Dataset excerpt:
━━━━━━━━━━━━━━━━━━━━━━━━━━━━━━

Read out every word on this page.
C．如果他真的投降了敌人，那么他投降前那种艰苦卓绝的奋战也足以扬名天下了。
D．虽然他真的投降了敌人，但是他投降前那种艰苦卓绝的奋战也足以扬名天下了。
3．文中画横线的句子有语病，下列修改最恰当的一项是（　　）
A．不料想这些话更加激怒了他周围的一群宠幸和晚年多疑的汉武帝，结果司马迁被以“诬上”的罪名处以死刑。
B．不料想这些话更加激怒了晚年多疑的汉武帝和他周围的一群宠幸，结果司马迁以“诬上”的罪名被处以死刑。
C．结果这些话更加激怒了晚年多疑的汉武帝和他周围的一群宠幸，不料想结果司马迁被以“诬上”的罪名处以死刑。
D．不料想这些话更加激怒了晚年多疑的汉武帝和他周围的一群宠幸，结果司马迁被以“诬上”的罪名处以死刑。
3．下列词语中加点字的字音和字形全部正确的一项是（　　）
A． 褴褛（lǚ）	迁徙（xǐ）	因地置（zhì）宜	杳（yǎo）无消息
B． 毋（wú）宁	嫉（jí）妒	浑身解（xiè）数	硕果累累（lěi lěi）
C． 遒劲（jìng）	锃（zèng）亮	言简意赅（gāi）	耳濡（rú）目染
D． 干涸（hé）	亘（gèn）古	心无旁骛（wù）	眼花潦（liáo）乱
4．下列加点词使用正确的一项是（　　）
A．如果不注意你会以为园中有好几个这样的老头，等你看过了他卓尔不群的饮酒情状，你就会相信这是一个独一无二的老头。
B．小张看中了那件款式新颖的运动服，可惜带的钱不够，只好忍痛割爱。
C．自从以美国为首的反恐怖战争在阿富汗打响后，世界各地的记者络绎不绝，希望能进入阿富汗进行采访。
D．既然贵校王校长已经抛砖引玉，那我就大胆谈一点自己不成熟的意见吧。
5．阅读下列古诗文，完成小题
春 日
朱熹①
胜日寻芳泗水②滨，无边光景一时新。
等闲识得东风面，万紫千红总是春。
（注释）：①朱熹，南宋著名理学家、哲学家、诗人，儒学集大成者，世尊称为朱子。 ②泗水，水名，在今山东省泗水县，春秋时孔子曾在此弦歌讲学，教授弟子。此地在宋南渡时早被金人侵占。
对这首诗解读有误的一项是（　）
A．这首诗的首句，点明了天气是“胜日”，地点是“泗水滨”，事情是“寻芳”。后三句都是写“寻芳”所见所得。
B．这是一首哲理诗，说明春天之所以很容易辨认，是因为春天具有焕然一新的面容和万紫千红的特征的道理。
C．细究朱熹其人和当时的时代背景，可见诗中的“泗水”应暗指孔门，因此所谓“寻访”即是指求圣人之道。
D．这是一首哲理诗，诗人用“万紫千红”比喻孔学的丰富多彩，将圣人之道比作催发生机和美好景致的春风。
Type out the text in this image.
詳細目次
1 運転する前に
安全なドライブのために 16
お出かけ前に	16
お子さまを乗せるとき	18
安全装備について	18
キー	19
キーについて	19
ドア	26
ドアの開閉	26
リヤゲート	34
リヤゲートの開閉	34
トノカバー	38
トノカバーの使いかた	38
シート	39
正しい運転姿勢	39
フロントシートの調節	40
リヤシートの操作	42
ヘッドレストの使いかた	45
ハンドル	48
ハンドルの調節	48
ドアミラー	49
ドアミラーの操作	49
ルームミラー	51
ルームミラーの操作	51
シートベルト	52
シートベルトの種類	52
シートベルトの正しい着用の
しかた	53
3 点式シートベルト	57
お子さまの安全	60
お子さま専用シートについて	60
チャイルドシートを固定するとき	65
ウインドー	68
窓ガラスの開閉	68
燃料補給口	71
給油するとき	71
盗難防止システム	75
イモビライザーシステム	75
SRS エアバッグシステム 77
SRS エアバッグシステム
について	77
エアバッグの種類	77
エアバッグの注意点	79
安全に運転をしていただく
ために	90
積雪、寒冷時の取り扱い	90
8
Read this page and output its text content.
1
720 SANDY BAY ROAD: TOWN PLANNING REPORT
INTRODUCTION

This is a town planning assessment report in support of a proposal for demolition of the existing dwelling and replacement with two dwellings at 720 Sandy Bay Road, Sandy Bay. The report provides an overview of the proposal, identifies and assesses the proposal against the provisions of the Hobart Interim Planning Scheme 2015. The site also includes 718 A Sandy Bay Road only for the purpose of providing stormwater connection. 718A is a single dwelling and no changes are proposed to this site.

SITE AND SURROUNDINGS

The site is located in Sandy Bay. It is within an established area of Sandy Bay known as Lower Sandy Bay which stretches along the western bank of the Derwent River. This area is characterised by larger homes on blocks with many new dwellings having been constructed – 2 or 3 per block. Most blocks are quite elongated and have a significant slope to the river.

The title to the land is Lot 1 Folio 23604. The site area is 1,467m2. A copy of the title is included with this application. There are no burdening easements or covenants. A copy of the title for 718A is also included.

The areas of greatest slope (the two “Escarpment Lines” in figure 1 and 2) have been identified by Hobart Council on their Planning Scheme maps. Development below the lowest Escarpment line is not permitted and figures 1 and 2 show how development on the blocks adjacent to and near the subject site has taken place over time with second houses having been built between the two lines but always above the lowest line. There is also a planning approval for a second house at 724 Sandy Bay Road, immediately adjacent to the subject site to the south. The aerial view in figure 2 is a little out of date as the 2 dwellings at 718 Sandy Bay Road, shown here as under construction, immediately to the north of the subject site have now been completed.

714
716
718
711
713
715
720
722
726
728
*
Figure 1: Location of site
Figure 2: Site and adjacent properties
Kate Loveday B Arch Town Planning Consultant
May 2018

━━━━━━━━━━━━━━━━━━━━━━━━━━━━━━

Given exercise - Return the listing above in full, character for character.

Response -
Read out every word on this page.
C．如果他真的投降了敌人，那么他投降前那种艰苦卓绝的奋战也足以扬名天下了。
D．虽然他真的投降了敌人，但是他投降前那种艰苦卓绝的奋战也足以扬名天下了。
3．文中画横线的句子有语病，下列修改最恰当的一项是（　　）
A．不料想这些话更加激怒了他周围的一群宠幸和晚年多疑的汉武帝，结果司马迁被以“诬上”的罪名处以死刑。
B．不料想这些话更加激怒了晚年多疑的汉武帝和他周围的一群宠幸，结果司马迁以“诬上”的罪名被处以死刑。
C．结果这些话更加激怒了晚年多疑的汉武帝和他周围的一群宠幸，不料想结果司马迁被以“诬上”的罪名处以死刑。
D．不料想这些话更加激怒了晚年多疑的汉武帝和他周围的一群宠幸，结果司马迁被以“诬上”的罪名处以死刑。
3．下列词语中加点字的字音和字形全部正确的一项是（　　）
A． 褴褛（lǚ）	迁徙（xǐ）	因地置（zhì）宜	杳（yǎo）无消息
B． 毋（wú）宁	嫉（jí）妒	浑身解（xiè）数	硕果累累（lěi lěi）
C． 遒劲（jìng）	锃（zèng）亮	言简意赅（gāi）	耳濡（rú）目染
D． 干涸（hé）	亘（gèn）古	心无旁骛（wù）	眼花潦（liáo）乱
4．下列加点词使用正确的一项是（　　）
A．如果不注意你会以为园中有好几个这样的老头，等你看过了他卓尔不群的饮酒情状，你就会相信这是一个独一无二的老头。
B．小张看中了那件款式新颖的运动服，可惜带的钱不够，只好忍痛割爱。
C．自从以美国为首的反恐怖战争在阿富汗打响后，世界各地的记者络绎不绝，希望能进入阿富汗进行采访。
D．既然贵校王校长已经抛砖引玉，那我就大胆谈一点自己不成熟的意见吧。
5．阅读下列古诗文，完成小题
春 日
朱熹①
胜日寻芳泗水②滨，无边光景一时新。
等闲识得东风面，万紫千红总是春。
（注释）：①朱熹，南宋著名理学家、哲学家、诗人，儒学集大成者，世尊称为朱子。 ②泗水，水名，在今山东省泗水县，春秋时孔子曾在此弦歌讲学，教授弟子。此地在宋南渡时早被金人侵占。
对这首诗解读有误的一项是（　）
A．这首诗的首句，点明了天气是“胜日”，地点是“泗水滨”，事情是“寻芳”。后三句都是写“寻芳”所见所得。
B．这是一首哲理诗，说明春天之所以很容易辨认，是因为春天具有焕然一新的面容和万紫千红的特征的道理。
C．细究朱熹其人和当时的时代背景，可见诗中的“泗水”应暗指孔门，因此所谓“寻访”即是指求圣人之道。
D．这是一首哲理诗，诗人用“万紫千红”比喻孔学的丰富多彩，将圣人之道比作催发生机和美好景致的春风。
Type out the text in this image.
詳細目次
1 運転する前に
安全なドライブのために 16
お出かけ前に	16
お子さまを乗せるとき	18
安全装備について	18
キー	19
キーについて	19
ドア	26
ドアの開閉	26
リヤゲート	34
リヤゲートの開閉	34
トノカバー	38
トノカバーの使いかた	38
シート	39
正しい運転姿勢	39
フロントシートの調節	40
リヤシートの操作	42
ヘッドレストの使いかた	45
ハンドル	48
ハンドルの調節	48
ドアミラー	49
ドアミラーの操作	49
ルームミラー	51
ルームミラーの操作	51
シートベルト	52
シートベルトの種類	52
シートベルトの正しい着用の
しかた	53
3 点式シートベルト	57
お子さまの安全	60
お子さま専用シートについて	60
チャイルドシートを固定するとき	65
ウインドー	68
窓ガラスの開閉	68
燃料補給口	71
給油するとき	71
盗難防止システム	75
イモビライザーシステム	75
SRS エアバッグシステム 77
SRS エアバッグシステム
について	77
エアバッグの種類	77
エアバッグの注意点	79
安全に運転をしていただく
ために	90
積雪、寒冷時の取り扱い	90
8
Read this page and output its text content.
1
720 SANDY BAY ROAD: TOWN PLANNING REPORT
INTRODUCTION

This is a town planning assessment report in support of a proposal for demolition of the existing dwelling and replacement with two dwellings at 720 Sandy Bay Road, Sandy Bay. The report provides an overview of the proposal, identifies and assesses the proposal against the provisions of the Hobart Interim Planning Scheme 2015. The site also includes 718 A Sandy Bay Road only for the purpose of providing stormwater connection. 718A is a single dwelling and no changes are proposed to this site.

SITE AND SURROUNDINGS

The site is located in Sandy Bay. It is within an established area of Sandy Bay known as Lower Sandy Bay which stretches along the western bank of the Derwent River. This area is characterised by larger homes on blocks with many new dwellings having been constructed – 2 or 3 per block. Most blocks are quite elongated and have a significant slope to the river.

The title to the land is Lot 1 Folio 23604. The site area is 1,467m2. A copy of the title is included with this application. There are no burdening easements or covenants. A copy of the title for 718A is also included.

The areas of greatest slope (the two “Escarpment Lines” in figure 1 and 2) have been identified by Hobart Council on their Planning Scheme maps. Development below the lowest Escarpment line is not permitted and figures 1 and 2 show how development on the blocks adjacent to and near the subject site has taken place over time with second houses having been built between the two lines but always above the lowest line. There is also a planning approval for a second house at 724 Sandy Bay Road, immediately adjacent to the subject site to the south. The aerial view in figure 2 is a little out of date as the 2 dwellings at 718 Sandy Bay Road, shown here as under construction, immediately to the north of the subject site have now been completed.

714
716
718
711
713
715
720
722
726
728
*
Figure 1: Location of site
Figure 2: Site and adjacent properties
Kate Loveday B Arch Town Planning Consultant
May 2018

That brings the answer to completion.